- **PASSAGE PROVIDED**:
#####

He'd tantalize us each morning with an email outlining his plans for ravishing our taste buds, an email that included a different menu every day, like this one:

Soups: Cream of Asparagus, Savory Mushroom & Lentil

Salads: Thai Noodle, Old-Fashioned Potato Salad, Carrot Dill, Organic Mixed Greens

Entrees: Roasted Turkey Breast with Miso Turkey Gravy and Cornbread Stuffing, Braised Tofu & Eggplant over Brown Rice*

Sides: Candied Yams, Green Beans

Desserts: Apple Pie, Blueberry Tarts, Cherry Pie, Creamy Rice Pudding

Once marketing moved downstairs to the cubicles adjacent to the café, I could see the lunch line begin to form shortly before noon. I always dropped whatever I was doing to be near the front.

"Wait for the bell!" Charlie spat at us if we pushed too far into the café before he was ready. If things weren't going well in the kitchen, it was dangerous to get too close.

"Watch out. Hot soup!" he'd yell, pushing through anyone blocking his access, giant steaming tureen held high. Charlie dashed about, paring knife in hand, madly slicing and dicing last-minute garnishes and loading the breadbaskets, his temper flaring like the gas burners under a fatty stir-fry. Only when everything was in its place would he ring the little hotel check-in bell on the counter signifying that it was safe to begin. The chain gang would shuffle past, serving itself salads and a main course before ambling toward the desserts and the drink cooler. Still, it was better to risk Charlie's wrath than to miss a favorite entrée or some special chocolate confection whipped up in limited quantities. Ops—ever optimizing performance—installed a webcam over the door for a live feed of kitchen conditions, line length, and the intensity of Charlie's agitation.

#####

- **EXCERPTED RECORDS**:
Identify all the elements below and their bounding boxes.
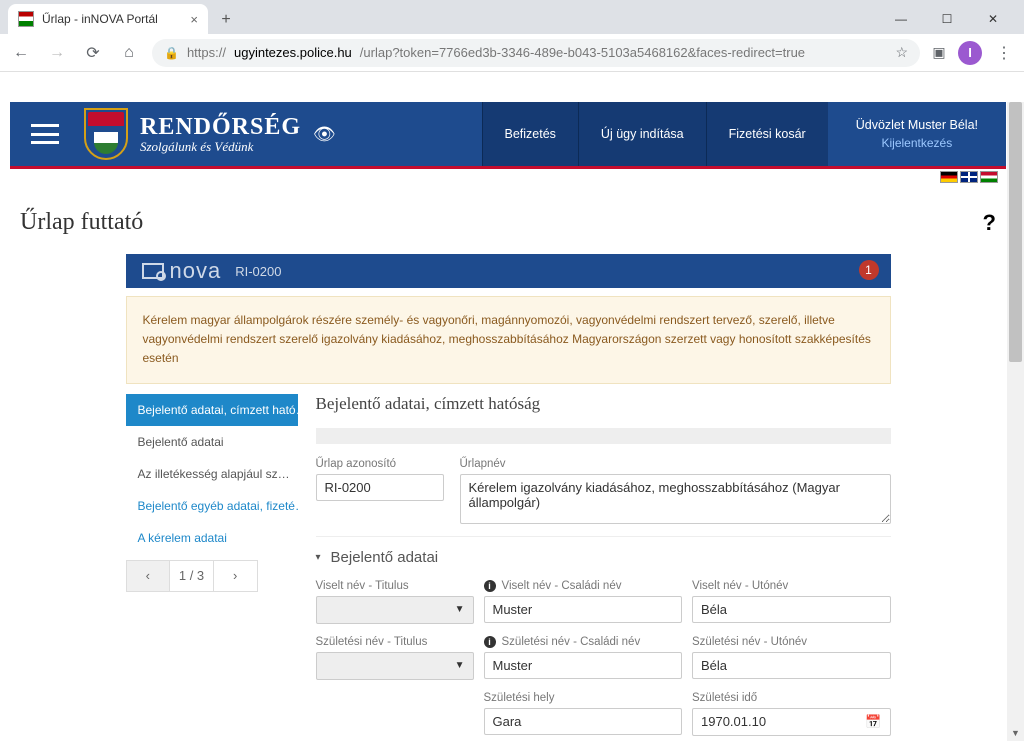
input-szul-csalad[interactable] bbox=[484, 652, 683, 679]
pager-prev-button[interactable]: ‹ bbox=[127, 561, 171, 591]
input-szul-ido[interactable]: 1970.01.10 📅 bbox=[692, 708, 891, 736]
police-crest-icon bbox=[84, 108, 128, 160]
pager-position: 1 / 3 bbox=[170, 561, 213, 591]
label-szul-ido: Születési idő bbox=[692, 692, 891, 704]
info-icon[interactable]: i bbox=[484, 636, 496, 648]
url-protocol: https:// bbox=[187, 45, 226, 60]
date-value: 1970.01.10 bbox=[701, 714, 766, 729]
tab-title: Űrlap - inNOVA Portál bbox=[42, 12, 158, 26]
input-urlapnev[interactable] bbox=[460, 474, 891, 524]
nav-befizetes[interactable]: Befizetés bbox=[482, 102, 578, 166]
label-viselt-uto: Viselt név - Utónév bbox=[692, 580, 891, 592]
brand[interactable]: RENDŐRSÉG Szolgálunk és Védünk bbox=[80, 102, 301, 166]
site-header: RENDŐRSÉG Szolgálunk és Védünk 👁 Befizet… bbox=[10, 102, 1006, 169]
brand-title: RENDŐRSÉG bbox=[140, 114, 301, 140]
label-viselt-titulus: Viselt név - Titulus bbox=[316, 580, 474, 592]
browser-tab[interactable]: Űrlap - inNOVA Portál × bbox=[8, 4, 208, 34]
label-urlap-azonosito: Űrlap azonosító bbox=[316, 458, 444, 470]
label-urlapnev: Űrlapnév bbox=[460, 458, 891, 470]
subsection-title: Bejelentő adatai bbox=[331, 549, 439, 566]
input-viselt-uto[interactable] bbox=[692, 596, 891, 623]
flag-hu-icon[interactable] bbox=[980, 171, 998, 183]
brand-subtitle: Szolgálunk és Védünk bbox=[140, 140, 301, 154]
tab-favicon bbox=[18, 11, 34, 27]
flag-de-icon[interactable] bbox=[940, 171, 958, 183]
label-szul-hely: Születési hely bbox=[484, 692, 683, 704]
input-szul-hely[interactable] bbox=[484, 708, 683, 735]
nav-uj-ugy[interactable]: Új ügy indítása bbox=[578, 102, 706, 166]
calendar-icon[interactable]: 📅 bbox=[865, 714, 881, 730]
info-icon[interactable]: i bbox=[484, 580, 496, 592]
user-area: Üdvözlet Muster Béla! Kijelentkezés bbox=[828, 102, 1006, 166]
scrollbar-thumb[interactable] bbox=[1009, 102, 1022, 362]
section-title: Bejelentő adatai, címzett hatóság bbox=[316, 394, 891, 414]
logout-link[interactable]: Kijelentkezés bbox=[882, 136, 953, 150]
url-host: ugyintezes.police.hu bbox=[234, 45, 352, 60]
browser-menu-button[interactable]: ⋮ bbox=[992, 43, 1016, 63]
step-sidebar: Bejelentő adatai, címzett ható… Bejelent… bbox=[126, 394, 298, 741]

#####

- **GOAL OF THE EXERCISE**: In the café passage above, reproduce word for word the part that opens with the words containing "Once marketing moved" and closes with "get too close.".

- **RESPONSE**:
Once marketing moved downstairs to the cubicles adjacent to the café, I could see the lunch line begin to form shortly before noon. I always dropped whatever I was doing to be near the front.

"Wait for the bell!" Charlie spat at us if we pushed too far into the café before he was ready. If things weren't going well in the kitchen, it was dangerous to get too close.